(A run of records)
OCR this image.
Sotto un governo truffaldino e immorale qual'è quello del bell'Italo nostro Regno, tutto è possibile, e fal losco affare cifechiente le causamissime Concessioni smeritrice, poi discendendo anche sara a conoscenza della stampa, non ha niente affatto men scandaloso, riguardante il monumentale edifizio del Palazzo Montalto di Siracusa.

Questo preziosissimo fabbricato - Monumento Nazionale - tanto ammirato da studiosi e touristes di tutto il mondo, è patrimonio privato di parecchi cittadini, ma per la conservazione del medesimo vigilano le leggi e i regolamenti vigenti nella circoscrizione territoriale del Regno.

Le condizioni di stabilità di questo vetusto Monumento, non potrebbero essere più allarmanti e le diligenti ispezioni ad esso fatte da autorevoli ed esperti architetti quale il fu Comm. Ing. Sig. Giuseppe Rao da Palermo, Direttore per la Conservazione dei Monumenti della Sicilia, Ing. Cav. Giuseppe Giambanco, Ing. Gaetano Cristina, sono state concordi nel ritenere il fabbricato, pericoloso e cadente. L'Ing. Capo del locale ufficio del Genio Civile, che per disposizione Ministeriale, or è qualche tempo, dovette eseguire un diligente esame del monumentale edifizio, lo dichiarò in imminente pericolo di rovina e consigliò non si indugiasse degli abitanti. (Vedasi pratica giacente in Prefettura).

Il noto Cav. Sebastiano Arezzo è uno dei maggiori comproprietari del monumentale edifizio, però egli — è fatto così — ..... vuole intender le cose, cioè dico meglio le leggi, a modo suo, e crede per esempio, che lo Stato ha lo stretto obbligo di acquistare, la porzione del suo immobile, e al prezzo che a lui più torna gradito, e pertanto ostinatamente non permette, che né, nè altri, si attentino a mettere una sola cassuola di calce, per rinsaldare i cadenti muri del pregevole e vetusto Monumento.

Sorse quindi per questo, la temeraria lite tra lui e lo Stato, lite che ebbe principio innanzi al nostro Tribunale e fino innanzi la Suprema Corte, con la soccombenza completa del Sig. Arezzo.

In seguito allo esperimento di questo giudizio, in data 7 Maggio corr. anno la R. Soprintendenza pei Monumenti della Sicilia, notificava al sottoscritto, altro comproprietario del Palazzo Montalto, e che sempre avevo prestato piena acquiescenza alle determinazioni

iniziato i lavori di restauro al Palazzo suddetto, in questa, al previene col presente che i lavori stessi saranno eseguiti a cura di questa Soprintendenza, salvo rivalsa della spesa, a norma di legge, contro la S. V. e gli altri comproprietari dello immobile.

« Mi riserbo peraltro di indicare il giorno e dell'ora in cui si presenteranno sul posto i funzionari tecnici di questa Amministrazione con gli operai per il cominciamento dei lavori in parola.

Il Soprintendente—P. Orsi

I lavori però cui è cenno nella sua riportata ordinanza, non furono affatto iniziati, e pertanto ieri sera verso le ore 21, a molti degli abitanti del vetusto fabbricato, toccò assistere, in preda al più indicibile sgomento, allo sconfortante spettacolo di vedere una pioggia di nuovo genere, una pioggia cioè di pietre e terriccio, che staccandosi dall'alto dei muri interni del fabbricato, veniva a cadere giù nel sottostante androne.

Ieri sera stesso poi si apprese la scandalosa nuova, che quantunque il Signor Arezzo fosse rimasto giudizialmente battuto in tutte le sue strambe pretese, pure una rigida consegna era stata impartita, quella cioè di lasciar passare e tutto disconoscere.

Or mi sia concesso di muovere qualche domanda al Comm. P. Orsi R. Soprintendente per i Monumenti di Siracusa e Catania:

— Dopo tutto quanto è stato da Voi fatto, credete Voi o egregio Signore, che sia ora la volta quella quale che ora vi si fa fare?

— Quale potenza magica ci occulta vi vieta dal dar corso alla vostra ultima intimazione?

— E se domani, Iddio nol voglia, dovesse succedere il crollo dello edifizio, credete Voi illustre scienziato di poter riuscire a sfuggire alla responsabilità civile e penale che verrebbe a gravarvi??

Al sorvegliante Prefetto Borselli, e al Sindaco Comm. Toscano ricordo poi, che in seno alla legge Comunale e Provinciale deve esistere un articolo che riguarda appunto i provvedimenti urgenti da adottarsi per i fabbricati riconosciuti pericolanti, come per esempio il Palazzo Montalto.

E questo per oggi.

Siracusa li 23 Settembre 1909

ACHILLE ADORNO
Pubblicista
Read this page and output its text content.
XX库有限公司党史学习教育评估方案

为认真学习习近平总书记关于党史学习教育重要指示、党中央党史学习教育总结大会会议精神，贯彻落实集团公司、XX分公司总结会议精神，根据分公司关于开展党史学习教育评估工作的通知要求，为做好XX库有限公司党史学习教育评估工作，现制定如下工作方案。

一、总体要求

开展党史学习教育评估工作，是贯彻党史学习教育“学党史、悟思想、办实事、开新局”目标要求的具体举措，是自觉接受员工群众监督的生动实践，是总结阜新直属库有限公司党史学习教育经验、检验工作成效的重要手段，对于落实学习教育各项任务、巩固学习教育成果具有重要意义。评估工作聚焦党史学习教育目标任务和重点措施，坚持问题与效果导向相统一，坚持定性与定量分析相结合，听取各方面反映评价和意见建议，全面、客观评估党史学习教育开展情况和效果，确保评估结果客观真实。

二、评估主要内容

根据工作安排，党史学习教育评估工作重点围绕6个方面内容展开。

• Exercise requirements: Return all of the entries exactly as they were supplied.

• Task answer:
OCR this image.
Sotto un governo truffaldino e immorale qual'è quello del bell'Italo nostro Regno, tutto è possibile, e fal losco affare cifechiente le causamissime Concessioni smeritrice, poi discendendo anche sara a conoscenza della stampa, non ha niente affatto men scandaloso, riguardante il monumentale edifizio del Palazzo Montalto di Siracusa.

Questo preziosissimo fabbricato - Monumento Nazionale - tanto ammirato da studiosi e touristes di tutto il mondo, è patrimonio privato di parecchi cittadini, ma per la conservazione del medesimo vigilano le leggi e i regolamenti vigenti nella circoscrizione territoriale del Regno.

Le condizioni di stabilità di questo vetusto Monumento, non potrebbero essere più allarmanti e le diligenti ispezioni ad esso fatte da autorevoli ed esperti architetti quale il fu Comm. Ing. Sig. Giuseppe Rao da Palermo, Direttore per la Conservazione dei Monumenti della Sicilia, Ing. Cav. Giuseppe Giambanco, Ing. Gaetano Cristina, sono state concordi nel ritenere il fabbricato, pericoloso e cadente. L'Ing. Capo del locale ufficio del Genio Civile, che per disposizione Ministeriale, or è qualche tempo, dovette eseguire un diligente esame del monumentale edifizio, lo dichiarò in imminente pericolo di rovina e consigliò non si indugiasse degli abitanti. (Vedasi pratica giacente in Prefettura).

Il noto Cav. Sebastiano Arezzo è uno dei maggiori comproprietari del monumentale edifizio, però egli — è fatto così — ..... vuole intender le cose, cioè dico meglio le leggi, a modo suo, e crede per esempio, che lo Stato ha lo stretto obbligo di acquistare, la porzione del suo immobile, e al prezzo che a lui più torna gradito, e pertanto ostinatamente non permette, che né, nè altri, si attentino a mettere una sola cassuola di calce, per rinsaldare i cadenti muri del pregevole e vetusto Monumento.

Sorse quindi per questo, la temeraria lite tra lui e lo Stato, lite che ebbe principio innanzi al nostro Tribunale e fino innanzi la Suprema Corte, con la soccombenza completa del Sig. Arezzo.

In seguito allo esperimento di questo giudizio, in data 7 Maggio corr. anno la R. Soprintendenza pei Monumenti della Sicilia, notificava al sottoscritto, altro comproprietario del Palazzo Montalto, e che sempre avevo prestato piena acquiescenza alle determinazioni

iniziato i lavori di restauro al Palazzo suddetto, in questa, al previene col presente che i lavori stessi saranno eseguiti a cura di questa Soprintendenza, salvo rivalsa della spesa, a norma di legge, contro la S. V. e gli altri comproprietari dello immobile.

« Mi riserbo peraltro di indicare il giorno e dell'ora in cui si presenteranno sul posto i funzionari tecnici di questa Amministrazione con gli operai per il cominciamento dei lavori in parola.

Il Soprintendente—P. Orsi

I lavori però cui è cenno nella sua riportata ordinanza, non furono affatto iniziati, e pertanto ieri sera verso le ore 21, a molti degli abitanti del vetusto fabbricato, toccò assistere, in preda al più indicibile sgomento, allo sconfortante spettacolo di vedere una pioggia di nuovo genere, una pioggia cioè di pietre e terriccio, che staccandosi dall'alto dei muri interni del fabbricato, veniva a cadere giù nel sottostante androne.

Ieri sera stesso poi si apprese la scandalosa nuova, che quantunque il Signor Arezzo fosse rimasto giudizialmente battuto in tutte le sue strambe pretese, pure una rigida consegna era stata impartita, quella cioè di lasciar passare e tutto disconoscere.

Or mi sia concesso di muovere qualche domanda al Comm. P. Orsi R. Soprintendente per i Monumenti di Siracusa e Catania:

— Dopo tutto quanto è stato da Voi fatto, credete Voi o egregio Signore, che sia ora la volta quella quale che ora vi si fa fare?

— Quale potenza magica ci occulta vi vieta dal dar corso alla vostra ultima intimazione?

— E se domani, Iddio nol voglia, dovesse succedere il crollo dello edifizio, credete Voi illustre scienziato di poter riuscire a sfuggire alla responsabilità civile e penale che verrebbe a gravarvi??

Al sorvegliante Prefetto Borselli, e al Sindaco Comm. Toscano ricordo poi, che in seno alla legge Comunale e Provinciale deve esistere un articolo che riguarda appunto i provvedimenti urgenti da adottarsi per i fabbricati riconosciuti pericolanti, come per esempio il Palazzo Montalto.

E questo per oggi.

Siracusa li 23 Settembre 1909

ACHILLE ADORNO
Pubblicista
Read this page and output its text content.
XX库有限公司党史学习教育评估方案

为认真学习习近平总书记关于党史学习教育重要指示、党中央党史学习教育总结大会会议精神，贯彻落实集团公司、XX分公司总结会议精神，根据分公司关于开展党史学习教育评估工作的通知要求，为做好XX库有限公司党史学习教育评估工作，现制定如下工作方案。

一、总体要求

开展党史学习教育评估工作，是贯彻党史学习教育“学党史、悟思想、办实事、开新局”目标要求的具体举措，是自觉接受员工群众监督的生动实践，是总结阜新直属库有限公司党史学习教育经验、检验工作成效的重要手段，对于落实学习教育各项任务、巩固学习教育成果具有重要意义。评估工作聚焦党史学习教育目标任务和重点措施，坚持问题与效果导向相统一，坚持定性与定量分析相结合，听取各方面反映评价和意见建议，全面、客观评估党史学习教育开展情况和效果，确保评估结果客观真实。

二、评估主要内容

根据工作安排，党史学习教育评估工作重点围绕6个方面内容展开。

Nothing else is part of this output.